▶ _Task details_: The data must be written out once more, precisely as given.

Collected data

===

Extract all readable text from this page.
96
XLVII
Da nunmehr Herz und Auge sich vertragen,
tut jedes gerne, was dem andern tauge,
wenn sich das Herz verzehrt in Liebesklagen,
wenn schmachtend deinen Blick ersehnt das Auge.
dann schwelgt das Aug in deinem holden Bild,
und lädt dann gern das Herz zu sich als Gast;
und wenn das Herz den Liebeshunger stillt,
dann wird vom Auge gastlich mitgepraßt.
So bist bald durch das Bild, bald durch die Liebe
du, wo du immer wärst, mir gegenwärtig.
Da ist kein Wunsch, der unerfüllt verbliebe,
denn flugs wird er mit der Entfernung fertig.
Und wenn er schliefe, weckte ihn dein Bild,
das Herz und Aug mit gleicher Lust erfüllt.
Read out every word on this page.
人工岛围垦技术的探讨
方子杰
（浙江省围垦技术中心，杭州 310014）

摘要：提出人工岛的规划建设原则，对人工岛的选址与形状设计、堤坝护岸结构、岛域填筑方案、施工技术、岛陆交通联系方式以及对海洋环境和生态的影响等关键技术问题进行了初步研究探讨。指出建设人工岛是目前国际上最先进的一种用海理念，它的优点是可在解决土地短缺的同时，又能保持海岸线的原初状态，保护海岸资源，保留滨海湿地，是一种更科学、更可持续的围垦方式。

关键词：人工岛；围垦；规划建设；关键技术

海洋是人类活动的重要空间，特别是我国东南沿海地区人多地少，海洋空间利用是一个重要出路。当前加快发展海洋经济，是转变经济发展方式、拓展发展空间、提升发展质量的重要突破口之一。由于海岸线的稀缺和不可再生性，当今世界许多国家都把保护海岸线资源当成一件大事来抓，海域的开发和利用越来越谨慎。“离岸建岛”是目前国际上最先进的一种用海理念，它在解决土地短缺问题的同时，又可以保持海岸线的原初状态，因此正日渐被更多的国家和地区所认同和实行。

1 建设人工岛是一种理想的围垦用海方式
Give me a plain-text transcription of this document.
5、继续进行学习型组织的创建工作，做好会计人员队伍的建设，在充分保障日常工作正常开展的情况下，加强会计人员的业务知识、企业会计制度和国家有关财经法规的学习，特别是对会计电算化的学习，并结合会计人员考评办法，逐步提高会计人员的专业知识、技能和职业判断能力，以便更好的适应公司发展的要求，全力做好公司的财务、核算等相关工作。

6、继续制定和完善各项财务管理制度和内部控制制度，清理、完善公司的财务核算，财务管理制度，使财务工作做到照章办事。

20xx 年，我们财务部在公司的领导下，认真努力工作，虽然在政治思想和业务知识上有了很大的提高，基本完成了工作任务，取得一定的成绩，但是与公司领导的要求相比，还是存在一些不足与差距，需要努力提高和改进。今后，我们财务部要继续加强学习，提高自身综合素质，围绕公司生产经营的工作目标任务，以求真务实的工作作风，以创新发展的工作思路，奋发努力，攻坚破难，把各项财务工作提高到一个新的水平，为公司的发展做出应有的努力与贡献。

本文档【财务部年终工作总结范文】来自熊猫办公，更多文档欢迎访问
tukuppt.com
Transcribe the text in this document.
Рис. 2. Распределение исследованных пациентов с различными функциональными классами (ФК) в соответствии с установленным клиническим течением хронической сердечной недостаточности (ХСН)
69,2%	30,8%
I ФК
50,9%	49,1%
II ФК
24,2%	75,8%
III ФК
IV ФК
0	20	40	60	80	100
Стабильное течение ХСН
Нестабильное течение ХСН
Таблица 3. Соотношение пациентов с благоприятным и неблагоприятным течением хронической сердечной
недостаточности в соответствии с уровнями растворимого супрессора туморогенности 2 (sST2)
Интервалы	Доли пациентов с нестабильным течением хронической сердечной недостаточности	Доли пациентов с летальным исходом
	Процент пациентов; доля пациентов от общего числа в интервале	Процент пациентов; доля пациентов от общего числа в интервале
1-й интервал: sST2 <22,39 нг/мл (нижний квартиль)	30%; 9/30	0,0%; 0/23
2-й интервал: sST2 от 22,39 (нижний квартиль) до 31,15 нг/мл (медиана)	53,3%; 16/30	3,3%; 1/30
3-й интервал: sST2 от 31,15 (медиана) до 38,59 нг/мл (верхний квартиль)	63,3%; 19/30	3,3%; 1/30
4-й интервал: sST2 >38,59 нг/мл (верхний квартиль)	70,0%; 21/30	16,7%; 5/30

===

▶ _Result of the exercise_:
Extract all readable text from this page.
96
XLVII
Da nunmehr Herz und Auge sich vertragen,
tut jedes gerne, was dem andern tauge,
wenn sich das Herz verzehrt in Liebesklagen,
wenn schmachtend deinen Blick ersehnt das Auge.
dann schwelgt das Aug in deinem holden Bild,
und lädt dann gern das Herz zu sich als Gast;
und wenn das Herz den Liebeshunger stillt,
dann wird vom Auge gastlich mitgepraßt.
So bist bald durch das Bild, bald durch die Liebe
du, wo du immer wärst, mir gegenwärtig.
Da ist kein Wunsch, der unerfüllt verbliebe,
denn flugs wird er mit der Entfernung fertig.
Und wenn er schliefe, weckte ihn dein Bild,
das Herz und Aug mit gleicher Lust erfüllt.
Read out every word on this page.
人工岛围垦技术的探讨
方子杰
（浙江省围垦技术中心，杭州 310014）

摘要：提出人工岛的规划建设原则，对人工岛的选址与形状设计、堤坝护岸结构、岛域填筑方案、施工技术、岛陆交通联系方式以及对海洋环境和生态的影响等关键技术问题进行了初步研究探讨。指出建设人工岛是目前国际上最先进的一种用海理念，它的优点是可在解决土地短缺的同时，又能保持海岸线的原初状态，保护海岸资源，保留滨海湿地，是一种更科学、更可持续的围垦方式。

关键词：人工岛；围垦；规划建设；关键技术

海洋是人类活动的重要空间，特别是我国东南沿海地区人多地少，海洋空间利用是一个重要出路。当前加快发展海洋经济，是转变经济发展方式、拓展发展空间、提升发展质量的重要突破口之一。由于海岸线的稀缺和不可再生性，当今世界许多国家都把保护海岸线资源当成一件大事来抓，海域的开发和利用越来越谨慎。“离岸建岛”是目前国际上最先进的一种用海理念，它在解决土地短缺问题的同时，又可以保持海岸线的原初状态，因此正日渐被更多的国家和地区所认同和实行。

1 建设人工岛是一种理想的围垦用海方式
Give me a plain-text transcription of this document.
5、继续进行学习型组织的创建工作，做好会计人员队伍的建设，在充分保障日常工作正常开展的情况下，加强会计人员的业务知识、企业会计制度和国家有关财经法规的学习，特别是对会计电算化的学习，并结合会计人员考评办法，逐步提高会计人员的专业知识、技能和职业判断能力，以便更好的适应公司发展的要求，全力做好公司的财务、核算等相关工作。

6、继续制定和完善各项财务管理制度和内部控制制度，清理、完善公司的财务核算，财务管理制度，使财务工作做到照章办事。

20xx 年，我们财务部在公司的领导下，认真努力工作，虽然在政治思想和业务知识上有了很大的提高，基本完成了工作任务，取得一定的成绩，但是与公司领导的要求相比，还是存在一些不足与差距，需要努力提高和改进。今后，我们财务部要继续加强学习，提高自身综合素质，围绕公司生产经营的工作目标任务，以求真务实的工作作风，以创新发展的工作思路，奋发努力，攻坚破难，把各项财务工作提高到一个新的水平，为公司的发展做出应有的努力与贡献。

本文档【财务部年终工作总结范文】来自熊猫办公，更多文档欢迎访问
tukuppt.com
Transcribe the text in this document.
Рис. 2. Распределение исследованных пациентов с различными функциональными классами (ФК) в соответствии с установленным клиническим течением хронической сердечной недостаточности (ХСН)
69,2%	30,8%
I ФК
50,9%	49,1%
II ФК
24,2%	75,8%
III ФК
IV ФК
0	20	40	60	80	100
Стабильное течение ХСН
Нестабильное течение ХСН
Таблица 3. Соотношение пациентов с благоприятным и неблагоприятным течением хронической сердечной
недостаточности в соответствии с уровнями растворимого супрессора туморогенности 2 (sST2)
Интервалы	Доли пациентов с нестабильным течением хронической сердечной недостаточности	Доли пациентов с летальным исходом
	Процент пациентов; доля пациентов от общего числа в интервале	Процент пациентов; доля пациентов от общего числа в интервале
1-й интервал: sST2 <22,39 нг/мл (нижний квартиль)	30%; 9/30	0,0%; 0/23
2-й интервал: sST2 от 22,39 (нижний квартиль) до 31,15 нг/мл (медиана)	53,3%; 16/30	3,3%; 1/30
3-й интервал: sST2 от 31,15 (медиана) до 38,59 нг/мл (верхний квартиль)	63,3%; 19/30	3,3%; 1/30
4-й интервал: sST2 >38,59 нг/мл (верхний квартиль)	70,0%; 21/30	16,7%; 5/30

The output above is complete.